§ **DATA RECORDS**:
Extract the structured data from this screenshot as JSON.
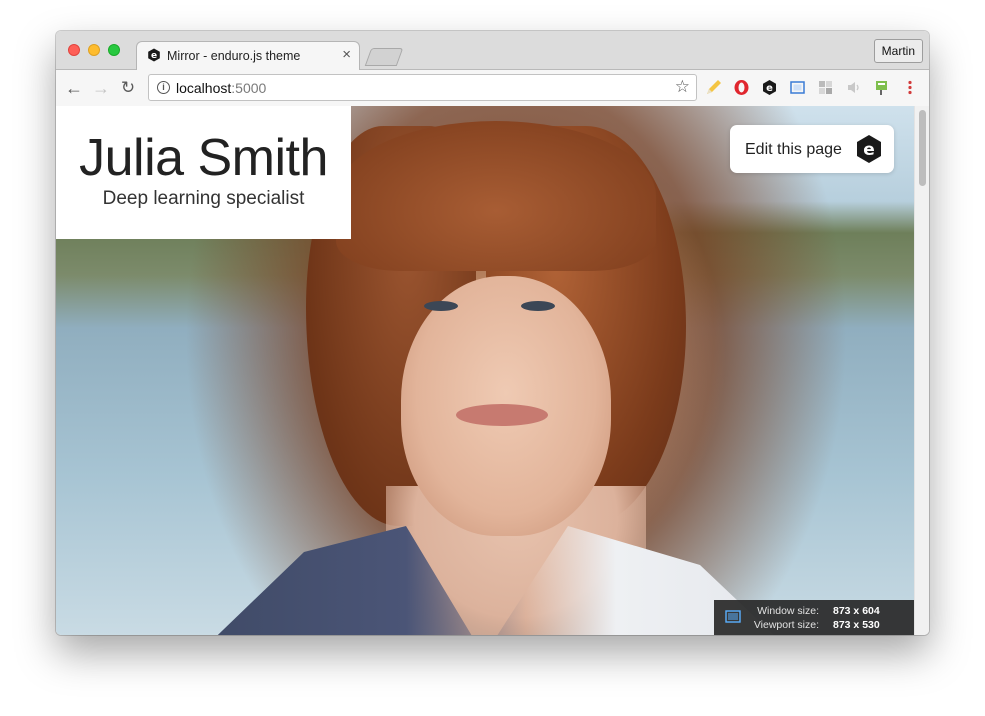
{
  "browser": {
    "tab": {
      "title": "Mirror - enduro.js theme",
      "close": "×"
    },
    "profile": "Martin",
    "address": {
      "host": "localhost",
      "port": ":5000"
    },
    "nav": {
      "back": "←",
      "forward": "→",
      "reload": "↻"
    },
    "star": "☆",
    "extensions": [
      "pencil-extension-icon",
      "opera-extension-icon",
      "enduro-extension-icon",
      "screen-capture-extension-icon",
      "puzzle-extension-icon",
      "speaker-extension-icon",
      "flag-extension-icon",
      "more-menu-icon"
    ]
  },
  "page": {
    "name": "Julia Smith",
    "subtitle": "Deep learning specialist",
    "edit_button": {
      "label": "Edit this page",
      "logo_letter": "e"
    }
  },
  "size_overlay": {
    "window_label": "Window size:",
    "window_value": "873 x 604",
    "viewport_label": "Viewport size:",
    "viewport_value": "873 x 530"
  },
  "colors": {
    "enduro_logo": "#1a1a1a",
    "close_button": "#fe5f57",
    "minimize_button": "#febc2e",
    "maximize_button": "#28c840"
  }
}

§ **TO BE DONE**:
All of the records need repeating exactly, except for the pictures.

§ **ANSWER TO THIS PROBLEM**:
Extract the structured data from this screenshot as JSON.
{
  "browser": {
    "tab": {
      "title": "Mirror - enduro.js theme",
      "close": "×"
    },
    "profile": "Martin",
    "address": {
      "host": "localhost",
      "port": ":5000"
    },
    "nav": {
      "back": "←",
      "forward": "→",
      "reload": "↻"
    },
    "star": "☆",
    "extensions": [
      "pencil-extension-icon",
      "opera-extension-icon",
      "enduro-extension-icon",
      "screen-capture-extension-icon",
      "puzzle-extension-icon",
      "speaker-extension-icon",
      "flag-extension-icon",
      "more-menu-icon"
    ]
  },
  "page": {
    "name": "Julia Smith",
    "subtitle": "Deep learning specialist",
    "edit_button": {
      "label": "Edit this page",
      "logo_letter": "e"
    }
  },
  "size_overlay": {
    "window_label": "Window size:",
    "window_value": "873 x 604",
    "viewport_label": "Viewport size:",
    "viewport_value": "873 x 530"
  },
  "colors": {
    "enduro_logo": "#1a1a1a",
    "close_button": "#fe5f57",
    "minimize_button": "#febc2e",
    "maximize_button": "#28c840"
  }
}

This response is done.